---------- The data
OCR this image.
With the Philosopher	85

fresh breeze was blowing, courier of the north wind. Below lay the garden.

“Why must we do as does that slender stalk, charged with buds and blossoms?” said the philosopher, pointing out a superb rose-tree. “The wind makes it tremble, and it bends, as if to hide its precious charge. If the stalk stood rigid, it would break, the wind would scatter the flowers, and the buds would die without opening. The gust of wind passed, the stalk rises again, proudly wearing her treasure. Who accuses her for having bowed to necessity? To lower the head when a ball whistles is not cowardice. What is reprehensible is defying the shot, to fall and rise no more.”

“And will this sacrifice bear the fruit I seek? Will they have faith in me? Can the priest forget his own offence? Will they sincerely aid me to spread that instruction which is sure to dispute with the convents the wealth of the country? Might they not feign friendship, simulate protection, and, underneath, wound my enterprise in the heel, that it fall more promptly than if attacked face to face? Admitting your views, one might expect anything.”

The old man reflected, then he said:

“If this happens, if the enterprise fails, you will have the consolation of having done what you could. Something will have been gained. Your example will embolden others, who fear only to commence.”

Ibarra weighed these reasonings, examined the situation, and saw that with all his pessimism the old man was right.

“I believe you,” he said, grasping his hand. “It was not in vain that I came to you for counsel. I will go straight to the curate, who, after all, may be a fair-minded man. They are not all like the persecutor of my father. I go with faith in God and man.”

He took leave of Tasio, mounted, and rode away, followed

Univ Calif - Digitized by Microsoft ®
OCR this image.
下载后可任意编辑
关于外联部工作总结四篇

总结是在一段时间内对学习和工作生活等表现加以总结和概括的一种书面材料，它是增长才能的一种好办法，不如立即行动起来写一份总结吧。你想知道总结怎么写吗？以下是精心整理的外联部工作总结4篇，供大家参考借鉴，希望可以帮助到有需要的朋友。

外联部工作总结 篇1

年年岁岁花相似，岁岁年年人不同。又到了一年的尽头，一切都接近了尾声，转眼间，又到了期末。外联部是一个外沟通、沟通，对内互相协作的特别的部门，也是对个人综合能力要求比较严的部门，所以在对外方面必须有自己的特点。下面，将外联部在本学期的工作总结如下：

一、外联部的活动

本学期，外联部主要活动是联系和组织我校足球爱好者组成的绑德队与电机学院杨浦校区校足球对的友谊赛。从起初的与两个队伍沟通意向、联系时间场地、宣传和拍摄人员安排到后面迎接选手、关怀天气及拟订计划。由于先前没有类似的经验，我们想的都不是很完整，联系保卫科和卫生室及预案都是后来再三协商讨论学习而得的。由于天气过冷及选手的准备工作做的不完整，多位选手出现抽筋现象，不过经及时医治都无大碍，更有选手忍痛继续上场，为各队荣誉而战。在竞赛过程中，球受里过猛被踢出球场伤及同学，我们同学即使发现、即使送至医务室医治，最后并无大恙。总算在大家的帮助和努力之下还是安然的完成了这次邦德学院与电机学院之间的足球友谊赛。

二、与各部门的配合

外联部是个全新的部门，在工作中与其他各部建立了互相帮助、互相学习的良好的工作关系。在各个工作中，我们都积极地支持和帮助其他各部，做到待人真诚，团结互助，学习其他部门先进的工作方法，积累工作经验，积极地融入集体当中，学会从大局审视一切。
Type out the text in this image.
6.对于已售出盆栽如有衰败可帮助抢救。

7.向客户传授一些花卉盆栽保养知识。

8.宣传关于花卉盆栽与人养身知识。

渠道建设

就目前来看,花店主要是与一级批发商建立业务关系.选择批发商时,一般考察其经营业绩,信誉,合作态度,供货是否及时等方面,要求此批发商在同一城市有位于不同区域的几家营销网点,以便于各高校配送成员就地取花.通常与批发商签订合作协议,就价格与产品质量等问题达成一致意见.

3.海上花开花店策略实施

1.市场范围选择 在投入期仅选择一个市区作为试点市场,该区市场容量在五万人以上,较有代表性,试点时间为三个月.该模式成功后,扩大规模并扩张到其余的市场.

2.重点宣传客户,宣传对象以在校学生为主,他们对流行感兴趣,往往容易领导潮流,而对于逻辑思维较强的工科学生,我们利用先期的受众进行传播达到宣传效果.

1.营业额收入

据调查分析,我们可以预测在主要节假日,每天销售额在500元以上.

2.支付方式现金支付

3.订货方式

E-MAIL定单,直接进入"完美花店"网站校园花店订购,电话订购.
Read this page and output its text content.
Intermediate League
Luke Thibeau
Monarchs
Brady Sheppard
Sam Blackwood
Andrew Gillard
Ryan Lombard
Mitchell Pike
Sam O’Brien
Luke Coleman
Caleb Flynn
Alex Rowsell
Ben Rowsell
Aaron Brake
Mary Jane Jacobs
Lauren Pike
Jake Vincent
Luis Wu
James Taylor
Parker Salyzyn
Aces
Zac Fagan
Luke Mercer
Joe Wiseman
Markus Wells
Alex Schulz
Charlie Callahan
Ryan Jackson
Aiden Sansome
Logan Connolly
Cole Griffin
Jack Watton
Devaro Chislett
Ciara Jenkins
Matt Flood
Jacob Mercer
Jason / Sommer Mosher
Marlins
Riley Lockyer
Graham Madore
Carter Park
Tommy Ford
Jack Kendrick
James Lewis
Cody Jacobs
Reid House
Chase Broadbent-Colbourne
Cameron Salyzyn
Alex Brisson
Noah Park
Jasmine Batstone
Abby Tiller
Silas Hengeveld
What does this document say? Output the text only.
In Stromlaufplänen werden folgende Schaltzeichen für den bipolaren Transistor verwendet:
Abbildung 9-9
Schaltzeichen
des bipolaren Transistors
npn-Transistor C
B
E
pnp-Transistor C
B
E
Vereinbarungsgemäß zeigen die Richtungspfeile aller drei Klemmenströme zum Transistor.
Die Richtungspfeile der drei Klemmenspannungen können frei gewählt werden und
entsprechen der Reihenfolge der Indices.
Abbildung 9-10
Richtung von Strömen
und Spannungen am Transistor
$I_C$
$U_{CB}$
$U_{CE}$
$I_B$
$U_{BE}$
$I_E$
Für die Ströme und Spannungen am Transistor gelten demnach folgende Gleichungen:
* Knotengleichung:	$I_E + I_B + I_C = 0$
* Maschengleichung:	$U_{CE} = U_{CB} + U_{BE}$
--------------------
■ What is expected
Please reproduce the entire listing, exactly as shown.

■ Response to the exercise
OCR this image.
With the Philosopher	85

fresh breeze was blowing, courier of the north wind. Below lay the garden.

“Why must we do as does that slender stalk, charged with buds and blossoms?” said the philosopher, pointing out a superb rose-tree. “The wind makes it tremble, and it bends, as if to hide its precious charge. If the stalk stood rigid, it would break, the wind would scatter the flowers, and the buds would die without opening. The gust of wind passed, the stalk rises again, proudly wearing her treasure. Who accuses her for having bowed to necessity? To lower the head when a ball whistles is not cowardice. What is reprehensible is defying the shot, to fall and rise no more.”

“And will this sacrifice bear the fruit I seek? Will they have faith in me? Can the priest forget his own offence? Will they sincerely aid me to spread that instruction which is sure to dispute with the convents the wealth of the country? Might they not feign friendship, simulate protection, and, underneath, wound my enterprise in the heel, that it fall more promptly than if attacked face to face? Admitting your views, one might expect anything.”

The old man reflected, then he said:

“If this happens, if the enterprise fails, you will have the consolation of having done what you could. Something will have been gained. Your example will embolden others, who fear only to commence.”

Ibarra weighed these reasonings, examined the situation, and saw that with all his pessimism the old man was right.

“I believe you,” he said, grasping his hand. “It was not in vain that I came to you for counsel. I will go straight to the curate, who, after all, may be a fair-minded man. They are not all like the persecutor of my father. I go with faith in God and man.”

He took leave of Tasio, mounted, and rode away, followed

Univ Calif - Digitized by Microsoft ®
OCR this image.
下载后可任意编辑
关于外联部工作总结四篇

总结是在一段时间内对学习和工作生活等表现加以总结和概括的一种书面材料，它是增长才能的一种好办法，不如立即行动起来写一份总结吧。你想知道总结怎么写吗？以下是精心整理的外联部工作总结4篇，供大家参考借鉴，希望可以帮助到有需要的朋友。

外联部工作总结 篇1

年年岁岁花相似，岁岁年年人不同。又到了一年的尽头，一切都接近了尾声，转眼间，又到了期末。外联部是一个外沟通、沟通，对内互相协作的特别的部门，也是对个人综合能力要求比较严的部门，所以在对外方面必须有自己的特点。下面，将外联部在本学期的工作总结如下：

一、外联部的活动

本学期，外联部主要活动是联系和组织我校足球爱好者组成的绑德队与电机学院杨浦校区校足球对的友谊赛。从起初的与两个队伍沟通意向、联系时间场地、宣传和拍摄人员安排到后面迎接选手、关怀天气及拟订计划。由于先前没有类似的经验，我们想的都不是很完整，联系保卫科和卫生室及预案都是后来再三协商讨论学习而得的。由于天气过冷及选手的准备工作做的不完整，多位选手出现抽筋现象，不过经及时医治都无大碍，更有选手忍痛继续上场，为各队荣誉而战。在竞赛过程中，球受里过猛被踢出球场伤及同学，我们同学即使发现、即使送至医务室医治，最后并无大恙。总算在大家的帮助和努力之下还是安然的完成了这次邦德学院与电机学院之间的足球友谊赛。

二、与各部门的配合

外联部是个全新的部门，在工作中与其他各部建立了互相帮助、互相学习的良好的工作关系。在各个工作中，我们都积极地支持和帮助其他各部，做到待人真诚，团结互助，学习其他部门先进的工作方法，积累工作经验，积极地融入集体当中，学会从大局审视一切。
Type out the text in this image.
6.对于已售出盆栽如有衰败可帮助抢救。

7.向客户传授一些花卉盆栽保养知识。

8.宣传关于花卉盆栽与人养身知识。

渠道建设

就目前来看,花店主要是与一级批发商建立业务关系.选择批发商时,一般考察其经营业绩,信誉,合作态度,供货是否及时等方面,要求此批发商在同一城市有位于不同区域的几家营销网点,以便于各高校配送成员就地取花.通常与批发商签订合作协议,就价格与产品质量等问题达成一致意见.

3.海上花开花店策略实施

1.市场范围选择 在投入期仅选择一个市区作为试点市场,该区市场容量在五万人以上,较有代表性,试点时间为三个月.该模式成功后,扩大规模并扩张到其余的市场.

2.重点宣传客户,宣传对象以在校学生为主,他们对流行感兴趣,往往容易领导潮流,而对于逻辑思维较强的工科学生,我们利用先期的受众进行传播达到宣传效果.

1.营业额收入

据调查分析,我们可以预测在主要节假日,每天销售额在500元以上.

2.支付方式现金支付

3.订货方式

E-MAIL定单,直接进入"完美花店"网站校园花店订购,电话订购.
Read this page and output its text content.
Intermediate League
Luke Thibeau
Monarchs
Brady Sheppard
Sam Blackwood
Andrew Gillard
Ryan Lombard
Mitchell Pike
Sam O’Brien
Luke Coleman
Caleb Flynn
Alex Rowsell
Ben Rowsell
Aaron Brake
Mary Jane Jacobs
Lauren Pike
Jake Vincent
Luis Wu
James Taylor
Parker Salyzyn
Aces
Zac Fagan
Luke Mercer
Joe Wiseman
Markus Wells
Alex Schulz
Charlie Callahan
Ryan Jackson
Aiden Sansome
Logan Connolly
Cole Griffin
Jack Watton
Devaro Chislett
Ciara Jenkins
Matt Flood
Jacob Mercer
Jason / Sommer Mosher
Marlins
Riley Lockyer
Graham Madore
Carter Park
Tommy Ford
Jack Kendrick
James Lewis
Cody Jacobs
Reid House
Chase Broadbent-Colbourne
Cameron Salyzyn
Alex Brisson
Noah Park
Jasmine Batstone
Abby Tiller
Silas Hengeveld
What does this document say? Output the text only.
In Stromlaufplänen werden folgende Schaltzeichen für den bipolaren Transistor verwendet:
Abbildung 9-9
Schaltzeichen
des bipolaren Transistors
npn-Transistor C
B
E
pnp-Transistor C
B
E
Vereinbarungsgemäß zeigen die Richtungspfeile aller drei Klemmenströme zum Transistor.
Die Richtungspfeile der drei Klemmenspannungen können frei gewählt werden und
entsprechen der Reihenfolge der Indices.
Abbildung 9-10
Richtung von Strömen
und Spannungen am Transistor
$I_C$
$U_{CB}$
$U_{CE}$
$I_B$
$U_{BE}$
$I_E$
Für die Ströme und Spannungen am Transistor gelten demnach folgende Gleichungen:
* Knotengleichung:	$I_E + I_B + I_C = 0$
* Maschengleichung:	$U_{CE} = U_{CB} + U_{BE}$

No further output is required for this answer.